- Objective -
Copy out each line of the data that holds the word "Delay".

- Data shown -

=====

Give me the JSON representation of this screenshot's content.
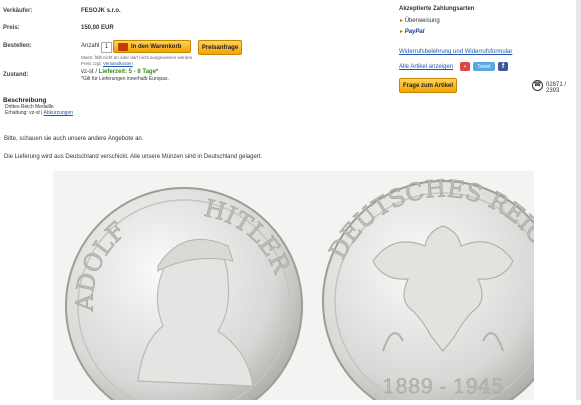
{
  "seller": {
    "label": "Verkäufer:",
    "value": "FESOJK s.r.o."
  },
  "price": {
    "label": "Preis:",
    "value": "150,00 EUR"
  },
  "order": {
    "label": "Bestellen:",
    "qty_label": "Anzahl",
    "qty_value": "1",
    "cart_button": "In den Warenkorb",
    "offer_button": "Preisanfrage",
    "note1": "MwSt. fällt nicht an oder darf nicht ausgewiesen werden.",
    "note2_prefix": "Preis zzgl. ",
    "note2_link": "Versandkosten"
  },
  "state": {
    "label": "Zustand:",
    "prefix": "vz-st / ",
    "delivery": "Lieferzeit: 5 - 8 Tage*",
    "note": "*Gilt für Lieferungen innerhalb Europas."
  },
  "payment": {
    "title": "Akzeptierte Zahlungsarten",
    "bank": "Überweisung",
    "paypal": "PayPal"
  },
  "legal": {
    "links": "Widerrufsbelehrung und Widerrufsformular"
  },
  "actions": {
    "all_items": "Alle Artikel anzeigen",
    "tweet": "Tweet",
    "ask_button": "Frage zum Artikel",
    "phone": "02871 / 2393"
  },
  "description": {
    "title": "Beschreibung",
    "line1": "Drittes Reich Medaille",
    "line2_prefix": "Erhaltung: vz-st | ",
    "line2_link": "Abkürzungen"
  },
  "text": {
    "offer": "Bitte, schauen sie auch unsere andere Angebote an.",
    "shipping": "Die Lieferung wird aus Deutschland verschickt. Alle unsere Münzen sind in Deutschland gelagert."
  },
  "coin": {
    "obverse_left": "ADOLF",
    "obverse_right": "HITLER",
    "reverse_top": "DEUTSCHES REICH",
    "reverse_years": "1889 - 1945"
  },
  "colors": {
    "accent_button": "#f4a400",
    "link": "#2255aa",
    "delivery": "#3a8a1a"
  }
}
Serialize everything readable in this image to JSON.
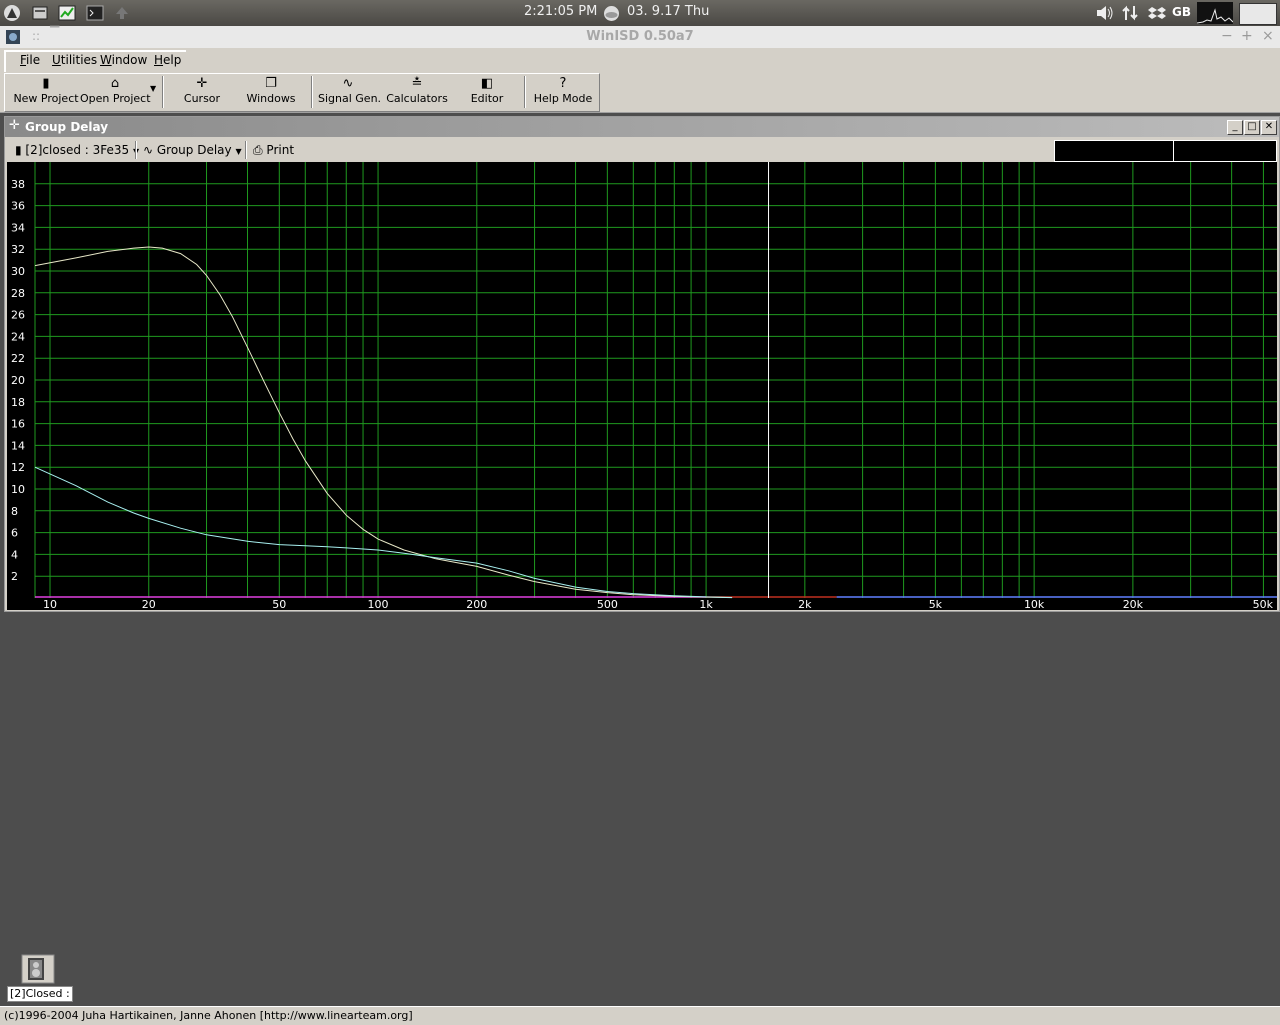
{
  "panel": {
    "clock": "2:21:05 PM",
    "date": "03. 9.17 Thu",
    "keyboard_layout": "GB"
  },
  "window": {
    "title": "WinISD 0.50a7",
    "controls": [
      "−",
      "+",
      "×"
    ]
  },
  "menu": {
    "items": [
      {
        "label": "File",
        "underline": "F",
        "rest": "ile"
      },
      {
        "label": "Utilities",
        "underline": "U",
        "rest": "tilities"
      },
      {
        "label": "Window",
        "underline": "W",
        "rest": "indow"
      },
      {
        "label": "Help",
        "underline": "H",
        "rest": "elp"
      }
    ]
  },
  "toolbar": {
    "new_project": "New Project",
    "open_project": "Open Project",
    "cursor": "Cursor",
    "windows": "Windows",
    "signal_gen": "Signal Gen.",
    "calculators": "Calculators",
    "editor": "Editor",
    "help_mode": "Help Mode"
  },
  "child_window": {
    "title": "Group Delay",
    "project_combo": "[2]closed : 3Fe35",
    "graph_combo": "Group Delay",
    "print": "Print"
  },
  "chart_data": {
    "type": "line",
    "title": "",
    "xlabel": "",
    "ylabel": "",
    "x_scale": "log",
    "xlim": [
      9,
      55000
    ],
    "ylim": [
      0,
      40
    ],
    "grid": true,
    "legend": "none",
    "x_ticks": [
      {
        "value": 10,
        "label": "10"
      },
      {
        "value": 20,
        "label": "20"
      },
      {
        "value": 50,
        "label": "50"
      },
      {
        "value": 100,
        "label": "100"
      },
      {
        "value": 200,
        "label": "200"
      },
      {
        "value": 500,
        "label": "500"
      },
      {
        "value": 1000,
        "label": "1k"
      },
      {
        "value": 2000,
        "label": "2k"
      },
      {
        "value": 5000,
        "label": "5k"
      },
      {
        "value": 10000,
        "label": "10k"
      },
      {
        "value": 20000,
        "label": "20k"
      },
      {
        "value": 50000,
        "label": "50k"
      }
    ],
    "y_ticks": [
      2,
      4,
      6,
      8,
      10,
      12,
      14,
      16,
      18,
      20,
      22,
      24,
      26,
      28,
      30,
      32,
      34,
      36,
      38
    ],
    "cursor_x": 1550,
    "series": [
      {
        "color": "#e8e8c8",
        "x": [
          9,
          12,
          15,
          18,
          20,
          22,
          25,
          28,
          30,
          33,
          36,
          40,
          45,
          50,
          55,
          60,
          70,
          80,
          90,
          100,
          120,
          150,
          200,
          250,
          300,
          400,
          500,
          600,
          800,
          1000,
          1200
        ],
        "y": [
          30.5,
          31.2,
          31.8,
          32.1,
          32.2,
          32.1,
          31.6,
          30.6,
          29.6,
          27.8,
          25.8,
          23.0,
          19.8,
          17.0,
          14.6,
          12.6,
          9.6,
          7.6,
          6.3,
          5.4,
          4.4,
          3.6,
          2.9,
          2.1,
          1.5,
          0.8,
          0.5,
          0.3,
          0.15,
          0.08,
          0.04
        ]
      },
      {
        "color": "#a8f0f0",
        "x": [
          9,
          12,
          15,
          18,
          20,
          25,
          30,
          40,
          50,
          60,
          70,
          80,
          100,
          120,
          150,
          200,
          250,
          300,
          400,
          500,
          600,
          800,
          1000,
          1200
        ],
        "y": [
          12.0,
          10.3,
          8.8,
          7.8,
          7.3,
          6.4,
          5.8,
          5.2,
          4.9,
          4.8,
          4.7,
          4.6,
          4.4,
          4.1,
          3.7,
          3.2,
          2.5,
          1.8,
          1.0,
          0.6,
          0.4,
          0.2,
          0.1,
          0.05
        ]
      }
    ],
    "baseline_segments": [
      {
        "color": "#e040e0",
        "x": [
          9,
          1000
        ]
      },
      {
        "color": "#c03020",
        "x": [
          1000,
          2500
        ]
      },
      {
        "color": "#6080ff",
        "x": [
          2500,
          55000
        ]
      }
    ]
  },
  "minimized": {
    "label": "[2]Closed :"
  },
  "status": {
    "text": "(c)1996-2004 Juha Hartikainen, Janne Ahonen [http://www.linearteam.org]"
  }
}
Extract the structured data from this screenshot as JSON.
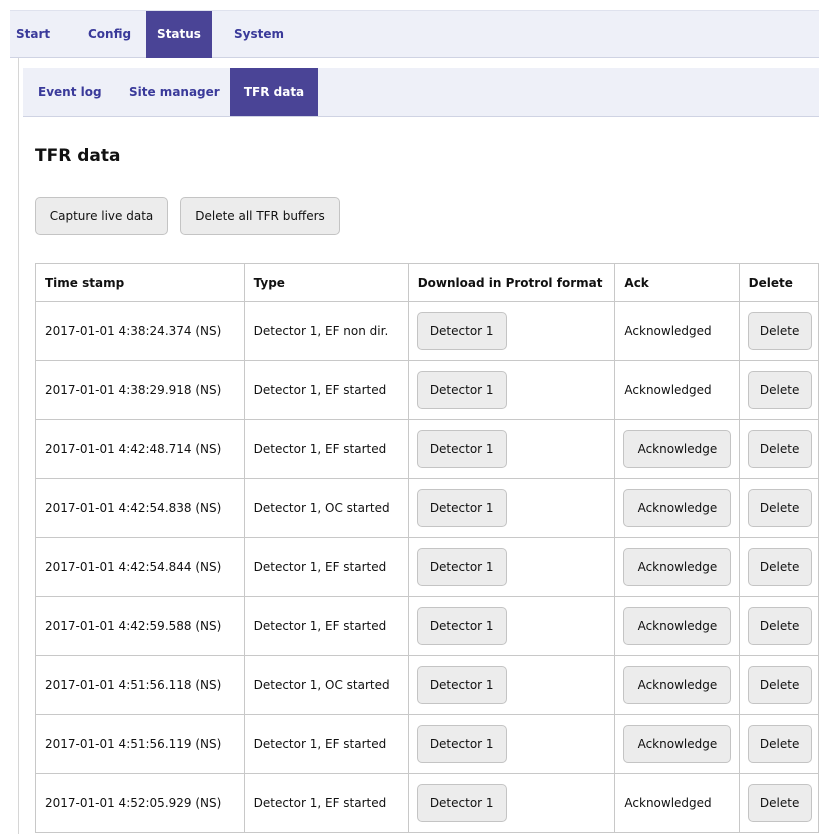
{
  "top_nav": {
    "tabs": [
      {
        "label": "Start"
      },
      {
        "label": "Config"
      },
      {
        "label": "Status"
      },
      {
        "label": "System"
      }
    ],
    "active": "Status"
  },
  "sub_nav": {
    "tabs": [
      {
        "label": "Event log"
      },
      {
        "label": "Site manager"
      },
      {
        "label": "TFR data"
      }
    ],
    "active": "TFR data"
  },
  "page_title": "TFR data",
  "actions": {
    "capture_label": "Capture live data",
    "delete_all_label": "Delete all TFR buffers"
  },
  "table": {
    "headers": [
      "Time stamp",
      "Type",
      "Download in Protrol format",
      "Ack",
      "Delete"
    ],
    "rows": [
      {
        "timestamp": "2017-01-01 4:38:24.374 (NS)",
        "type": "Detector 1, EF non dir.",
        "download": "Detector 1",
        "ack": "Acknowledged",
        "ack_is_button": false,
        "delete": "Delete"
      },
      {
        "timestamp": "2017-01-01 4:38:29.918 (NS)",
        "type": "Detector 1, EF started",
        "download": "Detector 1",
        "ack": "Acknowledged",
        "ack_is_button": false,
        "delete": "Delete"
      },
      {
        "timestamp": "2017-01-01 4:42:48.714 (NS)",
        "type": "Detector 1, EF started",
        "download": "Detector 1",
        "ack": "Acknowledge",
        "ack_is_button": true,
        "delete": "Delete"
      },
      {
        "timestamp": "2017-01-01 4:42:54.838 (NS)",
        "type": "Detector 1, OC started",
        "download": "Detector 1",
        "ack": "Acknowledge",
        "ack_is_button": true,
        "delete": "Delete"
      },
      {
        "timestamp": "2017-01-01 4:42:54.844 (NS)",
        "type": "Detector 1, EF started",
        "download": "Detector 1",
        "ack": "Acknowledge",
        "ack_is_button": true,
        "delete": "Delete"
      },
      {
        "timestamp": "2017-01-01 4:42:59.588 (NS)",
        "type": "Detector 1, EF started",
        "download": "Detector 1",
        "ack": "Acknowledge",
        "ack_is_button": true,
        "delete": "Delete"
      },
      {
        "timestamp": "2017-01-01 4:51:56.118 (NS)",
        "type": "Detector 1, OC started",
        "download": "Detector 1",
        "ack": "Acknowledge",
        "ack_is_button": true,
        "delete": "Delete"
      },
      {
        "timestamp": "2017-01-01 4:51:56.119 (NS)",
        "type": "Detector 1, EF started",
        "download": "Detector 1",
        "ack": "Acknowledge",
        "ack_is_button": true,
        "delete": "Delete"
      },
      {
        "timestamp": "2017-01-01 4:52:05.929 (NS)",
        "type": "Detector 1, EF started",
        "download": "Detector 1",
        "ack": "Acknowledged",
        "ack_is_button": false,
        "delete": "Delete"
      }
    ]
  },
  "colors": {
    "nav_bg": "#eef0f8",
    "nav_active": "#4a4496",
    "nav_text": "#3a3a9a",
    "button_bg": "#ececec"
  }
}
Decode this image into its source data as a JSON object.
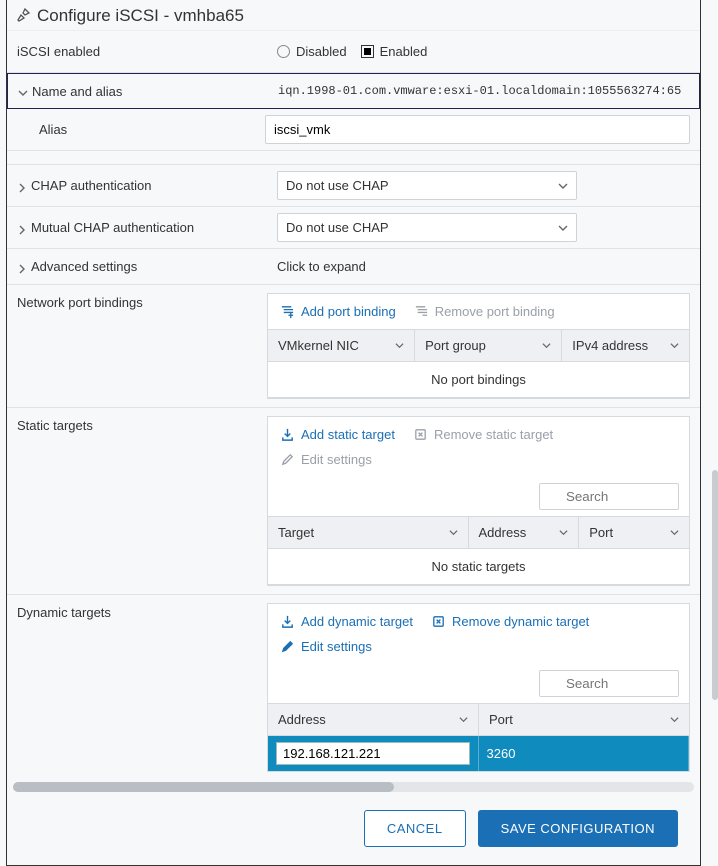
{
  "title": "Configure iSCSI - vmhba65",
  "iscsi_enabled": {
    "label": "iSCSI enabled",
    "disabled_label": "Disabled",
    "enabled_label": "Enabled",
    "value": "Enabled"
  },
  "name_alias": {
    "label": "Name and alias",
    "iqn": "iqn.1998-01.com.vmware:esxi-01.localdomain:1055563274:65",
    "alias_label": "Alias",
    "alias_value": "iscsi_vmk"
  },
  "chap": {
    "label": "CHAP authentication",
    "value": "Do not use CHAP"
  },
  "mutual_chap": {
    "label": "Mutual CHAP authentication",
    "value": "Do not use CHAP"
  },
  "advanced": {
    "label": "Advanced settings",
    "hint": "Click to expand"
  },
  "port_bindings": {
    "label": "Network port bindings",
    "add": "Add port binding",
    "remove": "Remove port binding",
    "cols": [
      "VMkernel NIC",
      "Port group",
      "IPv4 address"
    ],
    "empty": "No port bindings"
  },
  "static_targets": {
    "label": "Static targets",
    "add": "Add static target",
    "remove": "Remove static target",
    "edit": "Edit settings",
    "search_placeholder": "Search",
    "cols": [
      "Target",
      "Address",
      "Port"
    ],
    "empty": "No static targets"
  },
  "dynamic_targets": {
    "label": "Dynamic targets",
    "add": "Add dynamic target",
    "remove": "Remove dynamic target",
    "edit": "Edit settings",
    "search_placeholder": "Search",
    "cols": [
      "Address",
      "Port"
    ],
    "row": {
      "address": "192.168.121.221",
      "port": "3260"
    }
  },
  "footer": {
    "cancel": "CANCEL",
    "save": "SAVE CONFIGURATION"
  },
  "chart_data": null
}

=====

- Task solution -
    "title": "Group Delay",
    "graph_combo": "Group Delay",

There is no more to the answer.